_GIVEN PROBLEM_
Exclude the pictures; give every entry again exactly as written.

Stored data entries:

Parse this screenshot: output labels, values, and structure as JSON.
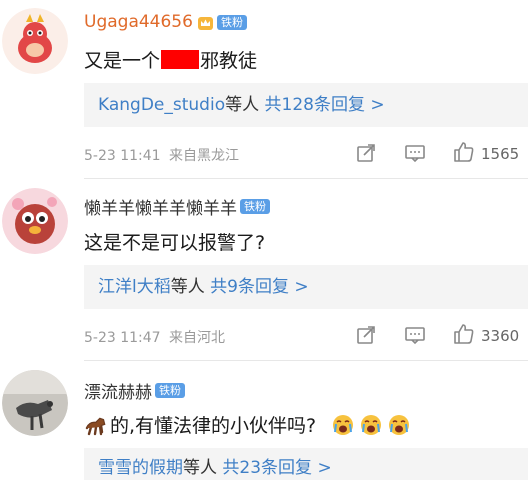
{
  "comments": [
    {
      "username": "Ugaga44656",
      "badge": "铁粉",
      "has_crown": true,
      "username_color": "#e06a2a",
      "text_before": "又是一个",
      "text_after": "邪教徒",
      "reply_user": "KangDe_studio",
      "reply_etc": "等人",
      "reply_count": "共128条回复 >",
      "timestamp": "5-23 11:41",
      "location": "来自黑龙江",
      "likes": "1565"
    },
    {
      "username": "懒羊羊懒羊羊懒羊羊",
      "badge": "铁粉",
      "username_color": "#333333",
      "text": "这是不是可以报警了?",
      "reply_user": "江洋l大稻",
      "reply_etc": "等人",
      "reply_count": "共9条回复 >",
      "timestamp": "5-23 11:47",
      "location": "来自河北",
      "likes": "3360"
    },
    {
      "username": "漂流赫赫",
      "badge": "铁粉",
      "username_color": "#333333",
      "text": "的,有懂法律的小伙伴吗?",
      "reply_user": "雪雪的假期",
      "reply_etc": "等人",
      "reply_count": "共23条回复 >"
    }
  ]
}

_RESULT OF THIS TASK_
Parse this screenshot: output labels, values, and structure as JSON.
{
  "comments": [
    {
      "username": "Ugaga44656",
      "badge": "铁粉",
      "has_crown": true,
      "username_color": "#e06a2a",
      "text_before": "又是一个",
      "text_after": "邪教徒",
      "reply_user": "KangDe_studio",
      "reply_etc": "等人",
      "reply_count": "共128条回复 >",
      "timestamp": "5-23 11:41",
      "location": "来自黑龙江",
      "likes": "1565"
    },
    {
      "username": "懒羊羊懒羊羊懒羊羊",
      "badge": "铁粉",
      "username_color": "#333333",
      "text": "这是不是可以报警了?",
      "reply_user": "江洋l大稻",
      "reply_etc": "等人",
      "reply_count": "共9条回复 >",
      "timestamp": "5-23 11:47",
      "location": "来自河北",
      "likes": "3360"
    },
    {
      "username": "漂流赫赫",
      "badge": "铁粉",
      "username_color": "#333333",
      "text": "的,有懂法律的小伙伴吗?",
      "reply_user": "雪雪的假期",
      "reply_etc": "等人",
      "reply_count": "共23条回复 >"
    }
  ]
}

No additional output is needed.